> _Goal_
Pictures excluded, retype the lines from the one containing "Serialize everything readable" through the last line of the data below, both included.

* start Extracted material *

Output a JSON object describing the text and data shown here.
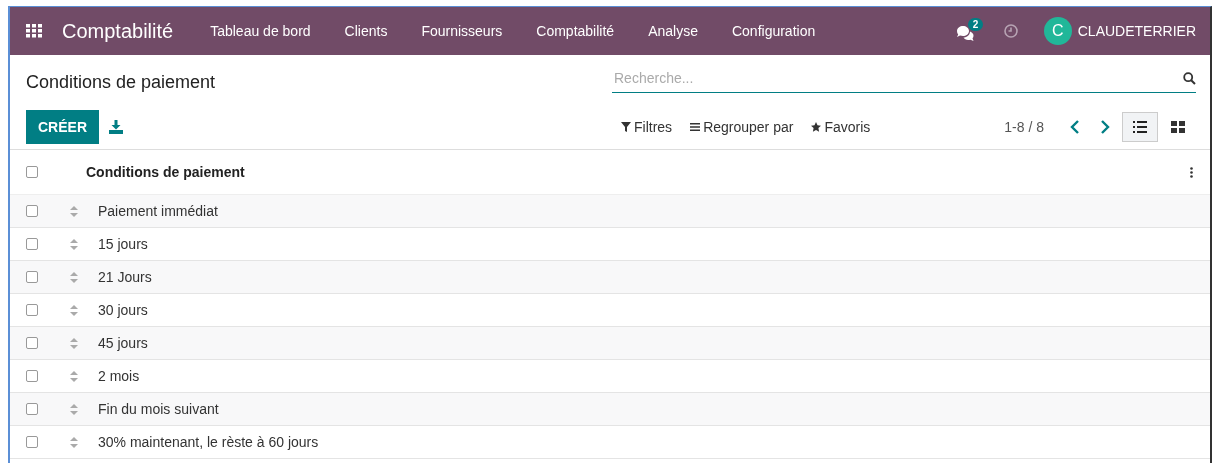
{
  "navbar": {
    "app_name": "Comptabilité",
    "menu": [
      "Tableau de bord",
      "Clients",
      "Fournisseurs",
      "Comptabilité",
      "Analyse",
      "Configuration"
    ],
    "messages_badge": "2",
    "user_initial": "C",
    "user_name": "CLAUDETERRIER"
  },
  "control_panel": {
    "title": "Conditions de paiement",
    "create_button": "CRÉER",
    "search": {
      "placeholder": "Recherche..."
    },
    "filters": [
      {
        "label": "Filtres",
        "kind": "filter"
      },
      {
        "label": "Regrouper par",
        "kind": "group"
      },
      {
        "label": "Favoris",
        "kind": "star"
      }
    ],
    "pager": "1-8 / 8",
    "views": [
      {
        "kind": "list",
        "selected": true
      },
      {
        "kind": "kanban",
        "selected": false
      }
    ]
  },
  "list": {
    "columns": [
      "Conditions de paiement"
    ],
    "header_checked": false,
    "rows": [
      {
        "name": "Paiement immédiat",
        "checked": false
      },
      {
        "name": "15 jours",
        "checked": false
      },
      {
        "name": "21 Jours",
        "checked": false
      },
      {
        "name": "30 jours",
        "checked": false
      },
      {
        "name": "45 jours",
        "checked": false
      },
      {
        "name": "2 mois",
        "checked": false
      },
      {
        "name": "Fin du mois suivant",
        "checked": false
      },
      {
        "name": "30% maintenant, le rèste à 60 jours",
        "checked": false
      }
    ]
  }
}
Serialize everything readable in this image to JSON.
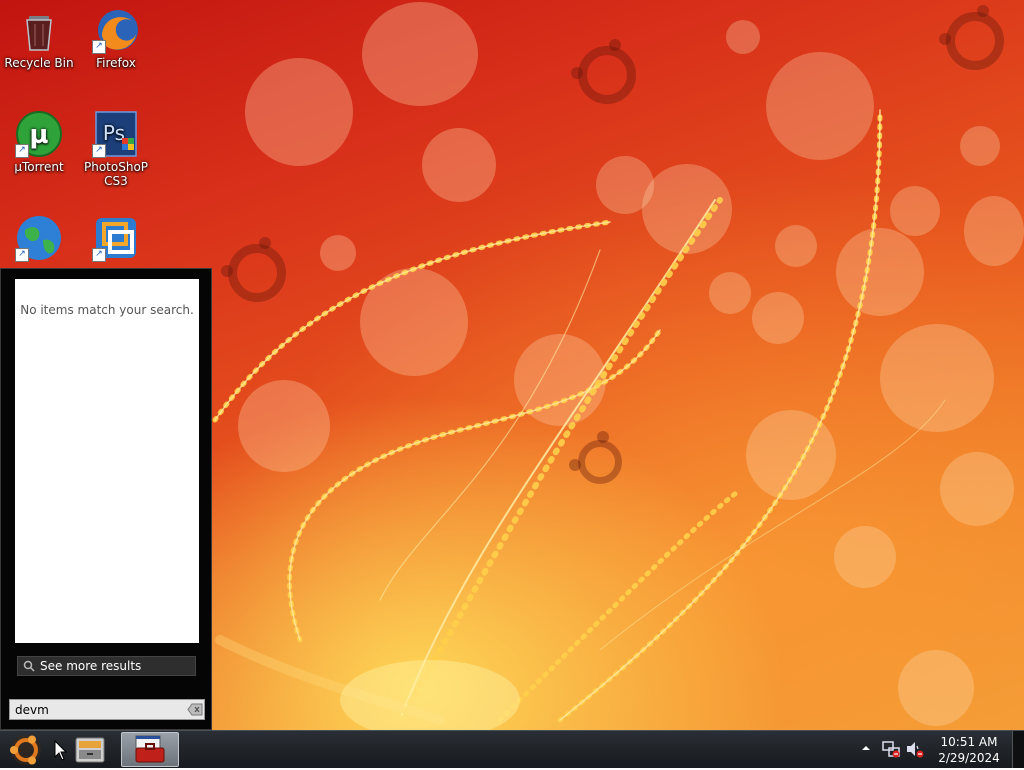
{
  "desktop": {
    "icons": [
      {
        "label": "Recycle Bin",
        "icon": "recycle-bin-icon"
      },
      {
        "label": "Firefox",
        "icon": "firefox-icon"
      },
      {
        "label": "µTorrent",
        "icon": "utorrent-icon"
      },
      {
        "label": "PhotoShoP CS3",
        "icon": "photoshop-icon"
      },
      {
        "label": "",
        "icon": "internet-globe-icon"
      },
      {
        "label": "",
        "icon": "vmware-icon"
      }
    ]
  },
  "start_menu": {
    "no_results_text": "No items match your search.",
    "see_more_label": "See more results",
    "search_value": "devm"
  },
  "taskbar": {
    "clock_time": "10:51 AM",
    "clock_date": "2/29/2024",
    "pinned": [
      "file-manager-icon",
      "toolbox-icon"
    ]
  },
  "colors": {
    "wallpaper_red": "#c21410",
    "wallpaper_orange": "#f0832a",
    "glow_yellow": "#ffd95a",
    "taskbar": "#1f2328"
  }
}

* end Extracted material *

> _Solution for this problem_
Serialize everything readable in this image to JSON.
{
  "desktop": {
    "icons": [
      {
        "label": "Recycle Bin",
        "icon": "recycle-bin-icon"
      },
      {
        "label": "Firefox",
        "icon": "firefox-icon"
      },
      {
        "label": "µTorrent",
        "icon": "utorrent-icon"
      },
      {
        "label": "PhotoShoP CS3",
        "icon": "photoshop-icon"
      },
      {
        "label": "",
        "icon": "internet-globe-icon"
      },
      {
        "label": "",
        "icon": "vmware-icon"
      }
    ]
  },
  "start_menu": {
    "no_results_text": "No items match your search.",
    "see_more_label": "See more results",
    "search_value": "devm"
  },
  "taskbar": {
    "clock_time": "10:51 AM",
    "clock_date": "2/29/2024",
    "pinned": [
      "file-manager-icon",
      "toolbox-icon"
    ]
  },
  "colors": {
    "wallpaper_red": "#c21410",
    "wallpaper_orange": "#f0832a",
    "glow_yellow": "#ffd95a",
    "taskbar": "#1f2328"
  }
}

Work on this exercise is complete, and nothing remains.